**PROVIDED DATA:**
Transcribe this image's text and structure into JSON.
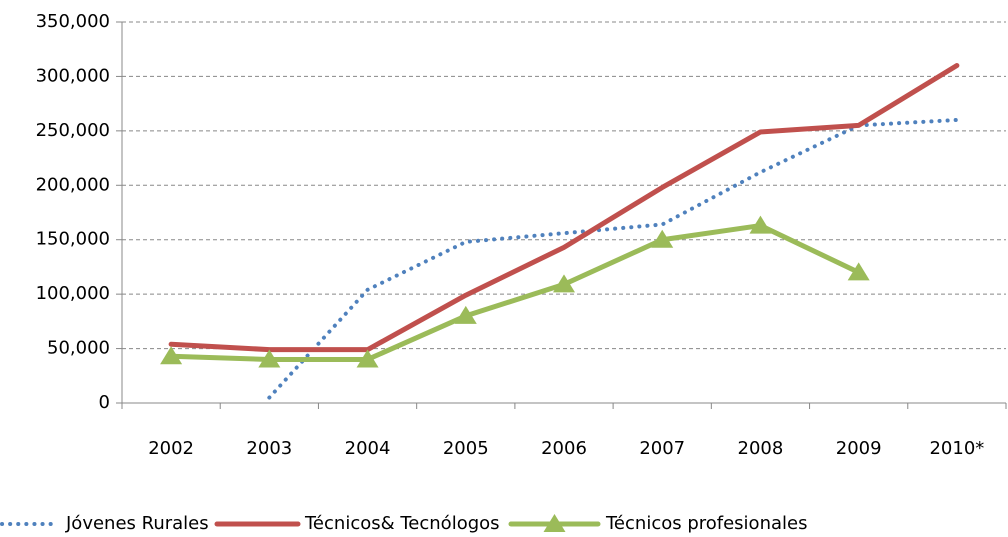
{
  "chart_data": {
    "type": "line",
    "categories": [
      "2002",
      "2003",
      "2004",
      "2005",
      "2006",
      "2007",
      "2008",
      "2009",
      "2010*"
    ],
    "series": [
      {
        "name": "Jóvenes Rurales",
        "color": "#4f81bd",
        "style": "dotted",
        "values": [
          null,
          5000,
          104000,
          148000,
          156000,
          164000,
          212000,
          255000,
          260000
        ]
      },
      {
        "name": "Técnicos& Tecnólogos",
        "color": "#c0504d",
        "style": "solid",
        "values": [
          54000,
          49000,
          49000,
          99000,
          143000,
          198000,
          249000,
          255000,
          310000
        ]
      },
      {
        "name": "Técnicos profesionales",
        "color": "#9bbb59",
        "style": "solid",
        "marker": "triangle",
        "values": [
          43000,
          40000,
          40000,
          80000,
          109000,
          150000,
          163000,
          120000,
          null
        ]
      }
    ],
    "ylim": [
      0,
      350000
    ],
    "yticks": [
      0,
      {
        "value": 50000,
        "label": "50,000"
      },
      {
        "value": 100000,
        "label": "100,000"
      },
      {
        "value": 150000,
        "label": "150,000"
      },
      {
        "value": 200000,
        "label": "200,000"
      },
      {
        "value": 250000,
        "label": "250,000"
      },
      {
        "value": 300000,
        "label": "300,000"
      },
      {
        "value": 350000,
        "label": "350,000"
      }
    ],
    "grid": true,
    "legend": "bottom"
  }
}
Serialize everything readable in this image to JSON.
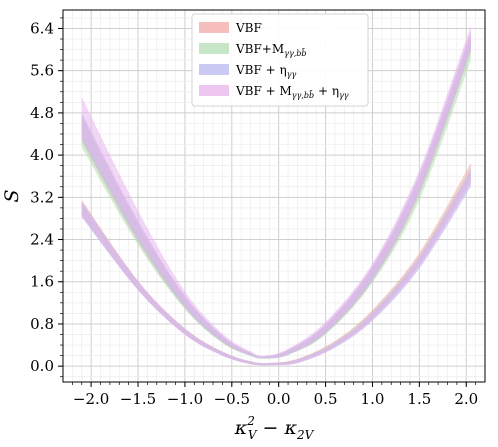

**YOUR TASK:** From start to finish, output the listing exactly, but omit its pictures.

**COMPLETE OUTPUT:**
Transcribe this image's text and structure into JSON.
{
  "chart_data": {
    "type": "line",
    "categories": [
      "2002",
      "2003",
      "2004",
      "2005",
      "2006",
      "2007",
      "2008",
      "2009",
      "2010*"
    ],
    "series": [
      {
        "name": "Jóvenes Rurales",
        "color": "#4f81bd",
        "style": "dotted",
        "values": [
          null,
          5000,
          104000,
          148000,
          156000,
          164000,
          212000,
          255000,
          260000
        ]
      },
      {
        "name": "Técnicos& Tecnólogos",
        "color": "#c0504d",
        "style": "solid",
        "values": [
          54000,
          49000,
          49000,
          99000,
          143000,
          198000,
          249000,
          255000,
          310000
        ]
      },
      {
        "name": "Técnicos profesionales",
        "color": "#9bbb59",
        "style": "solid",
        "marker": "triangle",
        "values": [
          43000,
          40000,
          40000,
          80000,
          109000,
          150000,
          163000,
          120000,
          null
        ]
      }
    ],
    "ylim": [
      0,
      350000
    ],
    "yticks": [
      0,
      {
        "value": 50000,
        "label": "50,000"
      },
      {
        "value": 100000,
        "label": "100,000"
      },
      {
        "value": 150000,
        "label": "150,000"
      },
      {
        "value": 200000,
        "label": "200,000"
      },
      {
        "value": 250000,
        "label": "250,000"
      },
      {
        "value": 300000,
        "label": "300,000"
      },
      {
        "value": 350000,
        "label": "350,000"
      }
    ],
    "grid": true,
    "legend": "bottom"
  }
}
Serialize everything readable in this image to JSON.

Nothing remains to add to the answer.